(Some records)
## START

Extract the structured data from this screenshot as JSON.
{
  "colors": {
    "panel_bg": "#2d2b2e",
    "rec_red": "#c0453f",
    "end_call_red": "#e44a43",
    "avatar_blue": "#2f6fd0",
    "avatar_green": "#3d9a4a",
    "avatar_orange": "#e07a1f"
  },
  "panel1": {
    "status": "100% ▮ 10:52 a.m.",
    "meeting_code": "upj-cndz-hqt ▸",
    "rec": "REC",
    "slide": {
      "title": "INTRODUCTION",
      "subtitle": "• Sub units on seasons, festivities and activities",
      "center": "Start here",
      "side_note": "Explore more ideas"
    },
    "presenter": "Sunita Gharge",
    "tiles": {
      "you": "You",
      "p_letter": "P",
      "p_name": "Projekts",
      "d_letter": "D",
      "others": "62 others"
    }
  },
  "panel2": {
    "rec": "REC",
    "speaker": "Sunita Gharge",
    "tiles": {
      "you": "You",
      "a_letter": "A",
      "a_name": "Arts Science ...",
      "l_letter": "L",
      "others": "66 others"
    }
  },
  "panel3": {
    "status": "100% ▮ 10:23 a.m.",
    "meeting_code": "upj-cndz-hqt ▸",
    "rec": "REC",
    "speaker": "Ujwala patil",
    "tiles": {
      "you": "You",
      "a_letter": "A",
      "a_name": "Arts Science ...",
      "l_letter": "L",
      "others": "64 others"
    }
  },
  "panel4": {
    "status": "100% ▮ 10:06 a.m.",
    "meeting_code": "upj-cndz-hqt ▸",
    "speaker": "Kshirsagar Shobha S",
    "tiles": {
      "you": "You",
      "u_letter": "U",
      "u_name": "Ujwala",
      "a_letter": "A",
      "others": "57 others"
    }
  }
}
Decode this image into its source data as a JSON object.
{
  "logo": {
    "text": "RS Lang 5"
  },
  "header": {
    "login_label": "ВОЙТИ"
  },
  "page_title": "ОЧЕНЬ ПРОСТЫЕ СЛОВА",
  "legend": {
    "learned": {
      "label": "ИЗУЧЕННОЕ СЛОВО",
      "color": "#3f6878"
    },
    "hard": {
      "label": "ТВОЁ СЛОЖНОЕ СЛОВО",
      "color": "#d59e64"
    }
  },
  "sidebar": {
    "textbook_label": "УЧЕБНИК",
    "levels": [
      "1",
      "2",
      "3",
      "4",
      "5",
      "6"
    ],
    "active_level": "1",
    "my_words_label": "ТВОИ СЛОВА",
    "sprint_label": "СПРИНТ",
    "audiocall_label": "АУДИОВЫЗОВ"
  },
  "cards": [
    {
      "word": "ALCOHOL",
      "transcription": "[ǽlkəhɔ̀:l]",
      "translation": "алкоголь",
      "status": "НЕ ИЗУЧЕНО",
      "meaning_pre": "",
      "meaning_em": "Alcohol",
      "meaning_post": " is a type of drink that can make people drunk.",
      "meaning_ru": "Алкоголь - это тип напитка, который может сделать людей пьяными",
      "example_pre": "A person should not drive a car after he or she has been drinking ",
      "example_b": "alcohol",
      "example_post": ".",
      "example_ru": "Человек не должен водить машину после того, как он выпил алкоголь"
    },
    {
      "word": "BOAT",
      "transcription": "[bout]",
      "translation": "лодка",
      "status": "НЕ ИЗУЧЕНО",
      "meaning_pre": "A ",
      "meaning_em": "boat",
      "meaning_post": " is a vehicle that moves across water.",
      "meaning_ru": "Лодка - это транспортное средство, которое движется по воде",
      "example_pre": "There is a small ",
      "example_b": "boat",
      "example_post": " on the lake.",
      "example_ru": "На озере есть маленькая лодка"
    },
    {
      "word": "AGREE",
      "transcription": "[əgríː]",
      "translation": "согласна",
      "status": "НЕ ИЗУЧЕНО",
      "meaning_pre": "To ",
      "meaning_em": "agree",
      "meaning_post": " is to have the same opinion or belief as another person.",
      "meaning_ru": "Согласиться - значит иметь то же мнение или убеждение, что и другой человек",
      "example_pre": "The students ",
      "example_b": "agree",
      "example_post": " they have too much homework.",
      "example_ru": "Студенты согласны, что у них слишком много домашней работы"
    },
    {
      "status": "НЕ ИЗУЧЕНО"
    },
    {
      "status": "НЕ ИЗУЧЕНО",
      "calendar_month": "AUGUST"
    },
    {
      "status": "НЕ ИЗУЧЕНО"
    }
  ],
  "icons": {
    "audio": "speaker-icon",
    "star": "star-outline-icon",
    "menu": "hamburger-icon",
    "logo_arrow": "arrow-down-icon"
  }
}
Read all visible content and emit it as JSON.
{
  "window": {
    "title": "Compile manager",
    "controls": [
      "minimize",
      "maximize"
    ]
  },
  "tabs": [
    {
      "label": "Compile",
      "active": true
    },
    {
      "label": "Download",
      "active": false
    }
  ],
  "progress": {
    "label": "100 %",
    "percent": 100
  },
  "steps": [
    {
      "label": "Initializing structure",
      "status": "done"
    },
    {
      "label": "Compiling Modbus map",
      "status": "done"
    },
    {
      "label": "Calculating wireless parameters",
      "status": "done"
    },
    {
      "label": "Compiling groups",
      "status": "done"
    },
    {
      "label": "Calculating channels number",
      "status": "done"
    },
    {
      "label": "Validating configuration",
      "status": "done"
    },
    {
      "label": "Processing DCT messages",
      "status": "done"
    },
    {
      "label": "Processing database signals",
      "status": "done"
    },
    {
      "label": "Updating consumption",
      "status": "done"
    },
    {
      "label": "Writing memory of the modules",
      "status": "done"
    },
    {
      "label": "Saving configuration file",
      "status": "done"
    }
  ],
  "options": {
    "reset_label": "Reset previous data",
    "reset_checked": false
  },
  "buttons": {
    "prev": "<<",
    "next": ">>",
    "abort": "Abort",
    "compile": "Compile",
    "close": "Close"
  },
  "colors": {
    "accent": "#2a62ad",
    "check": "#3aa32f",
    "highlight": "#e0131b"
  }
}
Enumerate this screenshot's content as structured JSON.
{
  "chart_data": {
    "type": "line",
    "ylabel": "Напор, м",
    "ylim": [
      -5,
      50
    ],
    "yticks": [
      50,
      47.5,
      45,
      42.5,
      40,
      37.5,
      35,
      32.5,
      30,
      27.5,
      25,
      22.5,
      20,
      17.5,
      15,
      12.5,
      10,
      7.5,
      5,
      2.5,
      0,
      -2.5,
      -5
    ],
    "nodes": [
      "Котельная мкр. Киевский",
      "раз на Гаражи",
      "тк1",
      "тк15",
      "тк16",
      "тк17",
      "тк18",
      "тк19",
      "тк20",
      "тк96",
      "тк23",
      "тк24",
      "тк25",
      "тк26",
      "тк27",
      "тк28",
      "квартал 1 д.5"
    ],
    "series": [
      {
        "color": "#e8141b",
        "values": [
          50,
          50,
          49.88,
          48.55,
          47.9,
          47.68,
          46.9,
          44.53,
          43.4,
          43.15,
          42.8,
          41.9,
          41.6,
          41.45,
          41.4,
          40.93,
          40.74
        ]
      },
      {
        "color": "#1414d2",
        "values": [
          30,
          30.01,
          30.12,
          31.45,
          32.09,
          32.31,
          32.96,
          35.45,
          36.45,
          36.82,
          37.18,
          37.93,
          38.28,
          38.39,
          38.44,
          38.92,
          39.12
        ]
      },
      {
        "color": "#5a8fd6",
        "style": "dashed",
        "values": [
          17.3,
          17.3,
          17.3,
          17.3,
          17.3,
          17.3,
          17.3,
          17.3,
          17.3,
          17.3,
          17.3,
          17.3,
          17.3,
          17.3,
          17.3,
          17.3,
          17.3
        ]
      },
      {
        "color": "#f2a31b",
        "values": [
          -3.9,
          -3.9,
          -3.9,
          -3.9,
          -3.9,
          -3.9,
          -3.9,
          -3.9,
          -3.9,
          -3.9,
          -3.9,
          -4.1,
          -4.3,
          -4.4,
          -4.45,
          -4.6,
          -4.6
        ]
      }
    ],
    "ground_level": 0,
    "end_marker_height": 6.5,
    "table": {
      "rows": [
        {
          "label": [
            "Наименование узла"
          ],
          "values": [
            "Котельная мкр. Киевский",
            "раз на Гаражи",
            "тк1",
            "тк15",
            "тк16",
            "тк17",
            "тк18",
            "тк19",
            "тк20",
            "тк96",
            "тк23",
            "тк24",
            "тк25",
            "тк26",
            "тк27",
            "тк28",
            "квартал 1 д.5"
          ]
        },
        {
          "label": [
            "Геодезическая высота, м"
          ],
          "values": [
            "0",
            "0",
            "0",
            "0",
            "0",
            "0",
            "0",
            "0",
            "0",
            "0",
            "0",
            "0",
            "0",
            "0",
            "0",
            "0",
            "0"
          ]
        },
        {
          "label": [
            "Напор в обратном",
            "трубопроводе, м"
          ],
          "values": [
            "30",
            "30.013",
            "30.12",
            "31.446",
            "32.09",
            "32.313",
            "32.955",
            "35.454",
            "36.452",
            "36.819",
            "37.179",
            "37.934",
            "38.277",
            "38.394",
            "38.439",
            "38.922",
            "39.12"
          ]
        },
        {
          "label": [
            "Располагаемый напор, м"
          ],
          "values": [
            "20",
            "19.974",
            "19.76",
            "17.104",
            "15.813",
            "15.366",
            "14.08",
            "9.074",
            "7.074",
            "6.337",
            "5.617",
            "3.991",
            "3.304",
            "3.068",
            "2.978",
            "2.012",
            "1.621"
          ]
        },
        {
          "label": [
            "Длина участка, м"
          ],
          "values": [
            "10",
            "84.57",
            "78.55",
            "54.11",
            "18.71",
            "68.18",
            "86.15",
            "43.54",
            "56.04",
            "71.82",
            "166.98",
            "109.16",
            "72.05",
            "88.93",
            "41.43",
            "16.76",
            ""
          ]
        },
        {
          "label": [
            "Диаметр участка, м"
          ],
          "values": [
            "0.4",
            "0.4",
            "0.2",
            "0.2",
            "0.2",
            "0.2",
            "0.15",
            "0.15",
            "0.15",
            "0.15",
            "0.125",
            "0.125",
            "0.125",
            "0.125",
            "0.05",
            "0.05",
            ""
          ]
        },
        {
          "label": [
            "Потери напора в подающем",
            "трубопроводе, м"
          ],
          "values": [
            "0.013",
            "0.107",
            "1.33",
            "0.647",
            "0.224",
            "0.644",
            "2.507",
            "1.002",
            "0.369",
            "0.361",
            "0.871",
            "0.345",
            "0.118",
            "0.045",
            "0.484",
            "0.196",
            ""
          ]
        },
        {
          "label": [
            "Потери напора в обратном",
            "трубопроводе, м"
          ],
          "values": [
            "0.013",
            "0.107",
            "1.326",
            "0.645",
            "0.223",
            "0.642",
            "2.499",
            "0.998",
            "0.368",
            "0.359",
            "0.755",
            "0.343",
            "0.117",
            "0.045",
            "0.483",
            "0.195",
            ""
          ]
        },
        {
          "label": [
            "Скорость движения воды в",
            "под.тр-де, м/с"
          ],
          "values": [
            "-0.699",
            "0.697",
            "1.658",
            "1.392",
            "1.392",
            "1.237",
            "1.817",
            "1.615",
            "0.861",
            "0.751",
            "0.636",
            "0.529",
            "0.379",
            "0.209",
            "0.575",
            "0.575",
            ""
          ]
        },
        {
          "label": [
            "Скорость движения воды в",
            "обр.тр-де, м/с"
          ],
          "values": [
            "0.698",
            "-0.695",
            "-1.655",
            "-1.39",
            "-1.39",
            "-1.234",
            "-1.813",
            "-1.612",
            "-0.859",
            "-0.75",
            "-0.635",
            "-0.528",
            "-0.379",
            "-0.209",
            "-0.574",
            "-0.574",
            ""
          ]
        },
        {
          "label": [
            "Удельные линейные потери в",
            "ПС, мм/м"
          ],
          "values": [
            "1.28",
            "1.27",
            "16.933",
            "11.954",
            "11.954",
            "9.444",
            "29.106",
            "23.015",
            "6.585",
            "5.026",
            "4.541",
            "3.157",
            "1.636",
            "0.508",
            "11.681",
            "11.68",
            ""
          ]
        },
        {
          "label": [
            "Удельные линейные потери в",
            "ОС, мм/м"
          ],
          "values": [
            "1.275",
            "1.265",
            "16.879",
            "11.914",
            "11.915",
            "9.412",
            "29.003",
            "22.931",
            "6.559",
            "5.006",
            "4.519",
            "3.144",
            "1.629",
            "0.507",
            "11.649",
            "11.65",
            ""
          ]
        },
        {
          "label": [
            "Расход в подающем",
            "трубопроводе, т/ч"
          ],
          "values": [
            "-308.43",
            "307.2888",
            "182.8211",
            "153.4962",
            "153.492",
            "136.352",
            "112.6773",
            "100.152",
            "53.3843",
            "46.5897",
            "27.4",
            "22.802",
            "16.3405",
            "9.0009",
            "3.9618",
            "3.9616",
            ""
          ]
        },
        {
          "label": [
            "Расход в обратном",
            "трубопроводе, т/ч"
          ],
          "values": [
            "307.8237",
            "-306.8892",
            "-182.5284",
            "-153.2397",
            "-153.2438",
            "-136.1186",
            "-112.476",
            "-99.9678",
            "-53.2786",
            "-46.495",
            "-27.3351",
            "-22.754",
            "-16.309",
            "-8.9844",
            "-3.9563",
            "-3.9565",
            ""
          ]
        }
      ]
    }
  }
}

## END

» Prompt
Scan the listing above for the word "Расход" and show each line where it is found.

» Answer in full
            "Расход в подающем",
            "Расход в обратном",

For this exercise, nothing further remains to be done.